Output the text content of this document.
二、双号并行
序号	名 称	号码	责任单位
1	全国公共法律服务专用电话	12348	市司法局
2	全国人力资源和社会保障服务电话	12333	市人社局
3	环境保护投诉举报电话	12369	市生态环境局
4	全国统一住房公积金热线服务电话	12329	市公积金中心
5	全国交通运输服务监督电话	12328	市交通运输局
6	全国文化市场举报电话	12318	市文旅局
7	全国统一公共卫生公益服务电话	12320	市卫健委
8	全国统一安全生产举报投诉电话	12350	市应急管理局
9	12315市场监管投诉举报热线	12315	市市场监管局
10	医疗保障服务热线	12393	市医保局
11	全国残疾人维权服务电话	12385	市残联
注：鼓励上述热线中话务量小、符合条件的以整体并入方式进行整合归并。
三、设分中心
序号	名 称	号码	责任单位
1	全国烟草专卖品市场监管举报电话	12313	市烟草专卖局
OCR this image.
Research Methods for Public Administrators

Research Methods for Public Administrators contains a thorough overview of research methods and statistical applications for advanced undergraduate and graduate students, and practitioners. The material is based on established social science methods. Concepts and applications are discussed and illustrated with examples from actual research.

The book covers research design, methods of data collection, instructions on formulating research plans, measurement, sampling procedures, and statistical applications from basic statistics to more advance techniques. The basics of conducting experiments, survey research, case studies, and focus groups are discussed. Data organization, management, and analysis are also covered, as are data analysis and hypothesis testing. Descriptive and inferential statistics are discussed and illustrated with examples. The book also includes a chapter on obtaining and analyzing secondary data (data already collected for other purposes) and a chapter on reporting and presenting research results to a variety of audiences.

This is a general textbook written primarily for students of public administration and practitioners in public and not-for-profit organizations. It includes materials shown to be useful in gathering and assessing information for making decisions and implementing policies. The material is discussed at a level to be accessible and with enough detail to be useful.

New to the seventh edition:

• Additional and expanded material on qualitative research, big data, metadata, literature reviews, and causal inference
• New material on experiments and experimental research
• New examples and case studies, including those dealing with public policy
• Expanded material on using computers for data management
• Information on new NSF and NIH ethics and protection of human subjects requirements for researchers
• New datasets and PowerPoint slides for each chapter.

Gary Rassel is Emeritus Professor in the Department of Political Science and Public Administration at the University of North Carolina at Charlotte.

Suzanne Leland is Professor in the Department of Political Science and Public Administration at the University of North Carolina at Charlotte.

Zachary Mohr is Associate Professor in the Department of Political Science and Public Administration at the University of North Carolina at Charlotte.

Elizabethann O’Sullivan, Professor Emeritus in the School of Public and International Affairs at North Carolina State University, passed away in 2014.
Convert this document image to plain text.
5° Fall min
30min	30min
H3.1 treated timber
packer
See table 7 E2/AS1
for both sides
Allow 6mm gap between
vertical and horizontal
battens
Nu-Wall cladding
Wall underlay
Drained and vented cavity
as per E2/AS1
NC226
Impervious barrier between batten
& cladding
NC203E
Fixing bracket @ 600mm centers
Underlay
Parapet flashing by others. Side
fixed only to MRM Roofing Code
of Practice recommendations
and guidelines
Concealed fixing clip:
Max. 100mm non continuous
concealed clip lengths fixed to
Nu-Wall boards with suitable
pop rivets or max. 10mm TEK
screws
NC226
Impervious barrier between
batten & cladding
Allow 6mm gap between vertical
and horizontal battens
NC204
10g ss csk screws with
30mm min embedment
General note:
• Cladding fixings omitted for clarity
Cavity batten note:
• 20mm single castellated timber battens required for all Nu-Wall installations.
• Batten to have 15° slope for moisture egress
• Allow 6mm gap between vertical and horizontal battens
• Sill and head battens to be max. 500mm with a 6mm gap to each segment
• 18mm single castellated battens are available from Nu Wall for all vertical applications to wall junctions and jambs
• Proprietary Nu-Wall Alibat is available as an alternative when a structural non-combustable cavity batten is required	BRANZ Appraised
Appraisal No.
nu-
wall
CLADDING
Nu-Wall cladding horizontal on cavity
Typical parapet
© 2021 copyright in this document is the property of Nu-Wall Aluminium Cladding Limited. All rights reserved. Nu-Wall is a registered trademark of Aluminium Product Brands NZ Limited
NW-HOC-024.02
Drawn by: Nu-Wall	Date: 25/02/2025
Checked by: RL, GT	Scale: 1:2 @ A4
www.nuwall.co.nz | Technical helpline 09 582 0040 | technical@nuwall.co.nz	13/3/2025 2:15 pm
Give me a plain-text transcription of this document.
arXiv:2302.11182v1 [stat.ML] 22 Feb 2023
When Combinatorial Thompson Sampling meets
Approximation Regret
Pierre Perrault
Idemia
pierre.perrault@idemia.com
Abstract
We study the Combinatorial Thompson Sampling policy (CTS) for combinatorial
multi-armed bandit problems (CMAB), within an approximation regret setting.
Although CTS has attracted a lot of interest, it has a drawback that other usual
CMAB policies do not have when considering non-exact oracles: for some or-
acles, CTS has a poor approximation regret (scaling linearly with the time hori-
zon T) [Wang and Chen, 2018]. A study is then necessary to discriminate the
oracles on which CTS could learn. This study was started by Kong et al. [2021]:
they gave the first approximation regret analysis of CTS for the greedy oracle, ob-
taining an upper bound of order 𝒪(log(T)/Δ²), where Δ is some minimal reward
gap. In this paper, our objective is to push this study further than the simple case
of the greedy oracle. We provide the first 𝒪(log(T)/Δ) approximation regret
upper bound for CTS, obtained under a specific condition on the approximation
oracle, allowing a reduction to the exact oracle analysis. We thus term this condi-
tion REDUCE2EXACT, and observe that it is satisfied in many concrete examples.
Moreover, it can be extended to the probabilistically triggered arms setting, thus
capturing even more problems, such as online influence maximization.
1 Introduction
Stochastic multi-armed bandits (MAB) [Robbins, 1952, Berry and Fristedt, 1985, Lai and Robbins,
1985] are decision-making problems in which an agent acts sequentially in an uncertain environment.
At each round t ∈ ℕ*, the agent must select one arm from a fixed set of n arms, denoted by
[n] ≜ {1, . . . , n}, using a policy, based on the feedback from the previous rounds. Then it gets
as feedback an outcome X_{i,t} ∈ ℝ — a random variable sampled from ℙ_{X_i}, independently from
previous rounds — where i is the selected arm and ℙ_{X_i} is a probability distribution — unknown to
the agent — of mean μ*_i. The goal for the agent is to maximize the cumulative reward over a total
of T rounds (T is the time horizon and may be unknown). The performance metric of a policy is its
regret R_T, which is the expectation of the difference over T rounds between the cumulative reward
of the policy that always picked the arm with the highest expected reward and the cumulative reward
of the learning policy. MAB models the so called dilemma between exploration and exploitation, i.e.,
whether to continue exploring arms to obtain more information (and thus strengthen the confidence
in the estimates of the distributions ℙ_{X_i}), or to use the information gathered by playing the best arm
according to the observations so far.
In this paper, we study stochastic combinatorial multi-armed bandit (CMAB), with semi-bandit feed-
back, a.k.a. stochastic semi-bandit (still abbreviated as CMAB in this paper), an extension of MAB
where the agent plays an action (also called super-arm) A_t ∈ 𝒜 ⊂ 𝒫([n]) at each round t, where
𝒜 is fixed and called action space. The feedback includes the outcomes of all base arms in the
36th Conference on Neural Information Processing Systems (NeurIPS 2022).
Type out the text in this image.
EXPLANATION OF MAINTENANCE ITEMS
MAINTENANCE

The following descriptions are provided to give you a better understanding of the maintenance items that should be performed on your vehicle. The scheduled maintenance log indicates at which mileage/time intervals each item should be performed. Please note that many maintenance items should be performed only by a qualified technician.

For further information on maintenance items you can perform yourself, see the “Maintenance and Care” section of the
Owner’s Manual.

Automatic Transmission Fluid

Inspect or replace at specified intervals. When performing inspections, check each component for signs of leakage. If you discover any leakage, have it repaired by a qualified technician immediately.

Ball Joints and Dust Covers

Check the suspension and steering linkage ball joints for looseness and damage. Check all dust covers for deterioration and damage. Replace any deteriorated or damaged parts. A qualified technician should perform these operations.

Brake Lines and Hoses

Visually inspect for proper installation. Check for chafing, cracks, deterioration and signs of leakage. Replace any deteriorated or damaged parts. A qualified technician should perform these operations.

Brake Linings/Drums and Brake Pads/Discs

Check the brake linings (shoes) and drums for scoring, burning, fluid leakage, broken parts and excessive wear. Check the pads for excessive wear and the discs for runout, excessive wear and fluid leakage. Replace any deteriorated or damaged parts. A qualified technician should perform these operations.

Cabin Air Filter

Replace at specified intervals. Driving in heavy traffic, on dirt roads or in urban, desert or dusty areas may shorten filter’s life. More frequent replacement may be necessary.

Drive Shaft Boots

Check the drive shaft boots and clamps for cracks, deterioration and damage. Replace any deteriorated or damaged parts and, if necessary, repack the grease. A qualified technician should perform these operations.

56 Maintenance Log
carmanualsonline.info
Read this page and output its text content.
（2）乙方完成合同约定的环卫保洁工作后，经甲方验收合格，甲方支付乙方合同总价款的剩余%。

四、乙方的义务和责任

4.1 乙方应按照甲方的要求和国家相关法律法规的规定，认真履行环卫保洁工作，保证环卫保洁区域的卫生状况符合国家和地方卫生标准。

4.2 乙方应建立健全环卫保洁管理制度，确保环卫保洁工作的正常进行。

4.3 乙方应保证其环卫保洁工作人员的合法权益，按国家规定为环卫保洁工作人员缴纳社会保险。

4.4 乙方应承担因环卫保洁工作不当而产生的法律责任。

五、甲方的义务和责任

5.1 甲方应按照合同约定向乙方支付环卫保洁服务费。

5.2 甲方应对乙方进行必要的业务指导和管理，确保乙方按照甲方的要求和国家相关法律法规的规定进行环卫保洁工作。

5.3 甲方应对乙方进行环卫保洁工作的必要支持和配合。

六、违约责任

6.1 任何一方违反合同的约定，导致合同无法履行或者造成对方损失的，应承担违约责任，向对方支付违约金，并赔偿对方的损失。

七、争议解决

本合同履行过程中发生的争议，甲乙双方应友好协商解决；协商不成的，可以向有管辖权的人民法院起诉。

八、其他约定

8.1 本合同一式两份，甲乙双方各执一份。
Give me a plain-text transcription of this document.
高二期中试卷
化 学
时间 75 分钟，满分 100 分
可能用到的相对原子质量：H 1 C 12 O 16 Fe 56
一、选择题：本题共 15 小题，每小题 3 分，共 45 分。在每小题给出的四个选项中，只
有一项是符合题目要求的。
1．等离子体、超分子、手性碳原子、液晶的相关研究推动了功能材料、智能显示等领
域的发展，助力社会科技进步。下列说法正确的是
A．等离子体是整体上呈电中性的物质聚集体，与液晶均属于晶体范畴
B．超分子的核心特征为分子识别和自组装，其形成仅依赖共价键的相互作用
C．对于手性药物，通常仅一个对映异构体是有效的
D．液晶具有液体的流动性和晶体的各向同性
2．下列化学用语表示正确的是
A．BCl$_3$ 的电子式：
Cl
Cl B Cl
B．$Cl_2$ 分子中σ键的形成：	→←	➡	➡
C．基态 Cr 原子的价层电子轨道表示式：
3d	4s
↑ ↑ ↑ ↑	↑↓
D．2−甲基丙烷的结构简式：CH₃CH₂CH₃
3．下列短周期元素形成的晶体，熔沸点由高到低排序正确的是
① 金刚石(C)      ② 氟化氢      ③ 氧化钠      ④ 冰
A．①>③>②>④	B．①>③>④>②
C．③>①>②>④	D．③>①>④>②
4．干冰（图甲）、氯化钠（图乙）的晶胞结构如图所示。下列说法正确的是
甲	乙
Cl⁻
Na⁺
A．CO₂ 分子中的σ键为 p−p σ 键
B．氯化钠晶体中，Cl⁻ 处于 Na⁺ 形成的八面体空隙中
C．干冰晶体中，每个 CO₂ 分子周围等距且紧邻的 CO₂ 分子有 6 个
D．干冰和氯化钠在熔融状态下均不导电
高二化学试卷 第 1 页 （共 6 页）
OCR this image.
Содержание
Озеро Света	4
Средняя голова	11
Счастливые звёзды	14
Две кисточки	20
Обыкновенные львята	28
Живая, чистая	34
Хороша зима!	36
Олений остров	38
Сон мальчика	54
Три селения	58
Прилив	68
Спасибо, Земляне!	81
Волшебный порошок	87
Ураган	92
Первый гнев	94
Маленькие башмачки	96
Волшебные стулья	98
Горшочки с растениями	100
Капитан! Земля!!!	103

========================================

§ EXERCISE PROMPT:
Work out how many lines of the data above hold the word "paper", and write only the count.

§ RESPONSE TO THE TASK:
3